▶ Problem statement: Please find all lines in the data that hold the string "Index" and copy them.

Collected data entries
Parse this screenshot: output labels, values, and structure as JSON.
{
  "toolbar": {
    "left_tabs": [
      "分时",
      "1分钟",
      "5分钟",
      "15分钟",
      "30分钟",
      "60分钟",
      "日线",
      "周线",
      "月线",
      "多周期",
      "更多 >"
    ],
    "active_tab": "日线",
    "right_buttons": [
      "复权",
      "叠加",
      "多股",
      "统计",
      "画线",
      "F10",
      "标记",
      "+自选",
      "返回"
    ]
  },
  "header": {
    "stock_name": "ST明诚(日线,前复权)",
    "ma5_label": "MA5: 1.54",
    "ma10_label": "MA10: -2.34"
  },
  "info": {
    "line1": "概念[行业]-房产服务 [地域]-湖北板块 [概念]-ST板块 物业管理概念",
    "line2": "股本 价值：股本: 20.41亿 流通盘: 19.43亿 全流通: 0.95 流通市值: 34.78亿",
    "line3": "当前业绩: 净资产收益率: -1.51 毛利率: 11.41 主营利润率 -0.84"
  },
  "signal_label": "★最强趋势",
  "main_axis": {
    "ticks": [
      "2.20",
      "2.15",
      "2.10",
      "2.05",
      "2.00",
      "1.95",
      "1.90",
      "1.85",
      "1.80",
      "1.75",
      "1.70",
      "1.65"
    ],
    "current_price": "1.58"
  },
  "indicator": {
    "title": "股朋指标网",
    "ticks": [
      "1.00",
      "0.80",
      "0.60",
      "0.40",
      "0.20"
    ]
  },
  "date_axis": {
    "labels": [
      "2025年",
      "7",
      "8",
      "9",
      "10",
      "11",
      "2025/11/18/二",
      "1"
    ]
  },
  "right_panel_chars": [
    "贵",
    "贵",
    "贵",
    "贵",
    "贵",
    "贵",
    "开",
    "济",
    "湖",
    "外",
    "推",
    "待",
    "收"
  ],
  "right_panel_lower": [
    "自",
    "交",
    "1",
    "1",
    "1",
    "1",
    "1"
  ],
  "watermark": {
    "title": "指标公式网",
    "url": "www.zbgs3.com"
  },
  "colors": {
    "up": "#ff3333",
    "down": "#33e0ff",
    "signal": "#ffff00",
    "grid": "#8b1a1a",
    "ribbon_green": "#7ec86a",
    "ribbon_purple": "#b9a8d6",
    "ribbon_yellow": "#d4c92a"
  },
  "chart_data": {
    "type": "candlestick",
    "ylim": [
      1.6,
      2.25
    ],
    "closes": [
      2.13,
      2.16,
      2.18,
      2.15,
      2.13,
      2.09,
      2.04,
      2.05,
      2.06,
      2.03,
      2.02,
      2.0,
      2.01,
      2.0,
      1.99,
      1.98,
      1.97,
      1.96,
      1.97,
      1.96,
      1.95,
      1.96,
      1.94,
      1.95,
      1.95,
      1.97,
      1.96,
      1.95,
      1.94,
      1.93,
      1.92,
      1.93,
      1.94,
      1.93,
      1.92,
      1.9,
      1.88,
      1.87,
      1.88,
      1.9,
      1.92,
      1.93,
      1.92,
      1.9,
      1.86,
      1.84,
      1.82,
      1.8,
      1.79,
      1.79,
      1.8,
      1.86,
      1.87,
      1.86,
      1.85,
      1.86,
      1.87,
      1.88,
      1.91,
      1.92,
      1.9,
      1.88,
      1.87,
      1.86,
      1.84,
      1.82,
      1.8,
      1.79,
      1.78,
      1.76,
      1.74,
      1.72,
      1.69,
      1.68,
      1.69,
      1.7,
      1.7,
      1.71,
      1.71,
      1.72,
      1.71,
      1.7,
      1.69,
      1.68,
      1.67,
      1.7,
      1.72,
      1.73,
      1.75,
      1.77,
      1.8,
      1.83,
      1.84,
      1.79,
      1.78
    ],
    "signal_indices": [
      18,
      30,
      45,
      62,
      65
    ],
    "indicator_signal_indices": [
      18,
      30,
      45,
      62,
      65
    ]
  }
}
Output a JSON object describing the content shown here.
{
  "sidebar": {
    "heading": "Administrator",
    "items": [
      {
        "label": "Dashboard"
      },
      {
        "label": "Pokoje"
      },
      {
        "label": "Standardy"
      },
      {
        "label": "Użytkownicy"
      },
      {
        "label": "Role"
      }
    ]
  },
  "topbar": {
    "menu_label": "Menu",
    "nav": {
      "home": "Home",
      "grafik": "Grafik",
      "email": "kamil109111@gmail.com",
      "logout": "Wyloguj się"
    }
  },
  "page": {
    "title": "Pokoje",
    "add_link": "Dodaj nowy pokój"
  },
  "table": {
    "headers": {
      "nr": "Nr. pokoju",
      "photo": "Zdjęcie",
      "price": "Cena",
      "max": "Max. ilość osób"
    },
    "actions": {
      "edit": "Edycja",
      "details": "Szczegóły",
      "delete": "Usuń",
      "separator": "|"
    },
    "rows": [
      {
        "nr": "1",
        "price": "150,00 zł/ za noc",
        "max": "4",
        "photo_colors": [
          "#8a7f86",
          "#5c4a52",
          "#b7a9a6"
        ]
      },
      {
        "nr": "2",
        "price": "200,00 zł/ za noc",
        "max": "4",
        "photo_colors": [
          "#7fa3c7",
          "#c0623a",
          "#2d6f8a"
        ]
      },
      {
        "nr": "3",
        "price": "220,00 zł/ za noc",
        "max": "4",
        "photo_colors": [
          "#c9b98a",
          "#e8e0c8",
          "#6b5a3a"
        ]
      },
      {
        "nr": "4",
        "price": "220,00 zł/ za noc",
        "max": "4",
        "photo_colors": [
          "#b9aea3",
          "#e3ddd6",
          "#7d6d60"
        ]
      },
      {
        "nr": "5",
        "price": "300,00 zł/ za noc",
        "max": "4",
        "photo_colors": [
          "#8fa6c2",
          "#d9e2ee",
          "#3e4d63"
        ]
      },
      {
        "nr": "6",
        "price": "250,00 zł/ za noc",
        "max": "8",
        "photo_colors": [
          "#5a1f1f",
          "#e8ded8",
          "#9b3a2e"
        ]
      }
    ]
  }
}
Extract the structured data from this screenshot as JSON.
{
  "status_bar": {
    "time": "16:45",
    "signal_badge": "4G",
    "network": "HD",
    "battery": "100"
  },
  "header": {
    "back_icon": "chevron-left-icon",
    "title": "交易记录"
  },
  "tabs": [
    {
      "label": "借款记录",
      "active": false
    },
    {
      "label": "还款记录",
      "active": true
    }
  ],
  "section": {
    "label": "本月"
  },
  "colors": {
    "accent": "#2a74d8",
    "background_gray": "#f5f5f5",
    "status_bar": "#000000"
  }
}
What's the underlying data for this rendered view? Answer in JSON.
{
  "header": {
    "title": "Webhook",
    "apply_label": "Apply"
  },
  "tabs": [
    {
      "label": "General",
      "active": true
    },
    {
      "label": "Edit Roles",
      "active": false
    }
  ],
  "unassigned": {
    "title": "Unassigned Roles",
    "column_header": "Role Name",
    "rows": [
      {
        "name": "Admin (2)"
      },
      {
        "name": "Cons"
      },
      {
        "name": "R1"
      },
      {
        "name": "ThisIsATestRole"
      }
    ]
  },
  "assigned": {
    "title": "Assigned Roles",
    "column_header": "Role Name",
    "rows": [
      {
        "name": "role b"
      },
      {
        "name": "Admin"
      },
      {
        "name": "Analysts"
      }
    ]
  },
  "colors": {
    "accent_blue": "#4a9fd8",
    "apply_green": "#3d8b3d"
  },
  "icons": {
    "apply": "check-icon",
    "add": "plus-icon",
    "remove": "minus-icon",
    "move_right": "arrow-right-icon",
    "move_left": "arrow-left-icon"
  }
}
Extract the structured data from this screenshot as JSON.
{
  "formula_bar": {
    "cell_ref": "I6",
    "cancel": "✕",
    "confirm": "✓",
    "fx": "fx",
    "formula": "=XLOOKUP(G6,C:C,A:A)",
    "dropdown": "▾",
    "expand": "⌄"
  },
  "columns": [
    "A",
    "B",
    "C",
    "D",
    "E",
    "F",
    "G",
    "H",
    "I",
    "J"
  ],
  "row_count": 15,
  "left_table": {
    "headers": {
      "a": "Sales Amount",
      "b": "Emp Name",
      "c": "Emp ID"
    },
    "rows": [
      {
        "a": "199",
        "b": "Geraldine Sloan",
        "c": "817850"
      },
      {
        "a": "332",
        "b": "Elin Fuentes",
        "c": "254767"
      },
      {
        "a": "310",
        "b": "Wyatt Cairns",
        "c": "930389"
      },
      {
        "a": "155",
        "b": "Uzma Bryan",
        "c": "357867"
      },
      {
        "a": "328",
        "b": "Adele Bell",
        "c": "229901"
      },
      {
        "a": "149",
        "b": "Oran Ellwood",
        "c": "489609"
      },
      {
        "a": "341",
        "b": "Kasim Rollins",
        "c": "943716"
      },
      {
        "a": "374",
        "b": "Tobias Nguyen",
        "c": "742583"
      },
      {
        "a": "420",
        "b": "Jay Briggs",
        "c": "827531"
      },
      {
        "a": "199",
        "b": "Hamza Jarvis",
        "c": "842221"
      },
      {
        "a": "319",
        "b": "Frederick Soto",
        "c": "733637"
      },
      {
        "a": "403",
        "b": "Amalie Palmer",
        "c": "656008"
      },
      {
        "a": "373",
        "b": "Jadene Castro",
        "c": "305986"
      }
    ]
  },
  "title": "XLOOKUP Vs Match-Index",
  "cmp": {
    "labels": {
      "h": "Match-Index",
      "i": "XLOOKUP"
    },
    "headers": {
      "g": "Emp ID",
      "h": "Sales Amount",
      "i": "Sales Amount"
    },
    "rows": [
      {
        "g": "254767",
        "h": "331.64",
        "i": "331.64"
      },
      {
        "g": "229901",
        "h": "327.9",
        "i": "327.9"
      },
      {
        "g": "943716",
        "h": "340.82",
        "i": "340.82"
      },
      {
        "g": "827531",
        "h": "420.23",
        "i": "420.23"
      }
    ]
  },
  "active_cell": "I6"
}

▶ Result of the exercise:
  "title": "XLOOKUP Vs Match-Index",
      "h": "Match-Index",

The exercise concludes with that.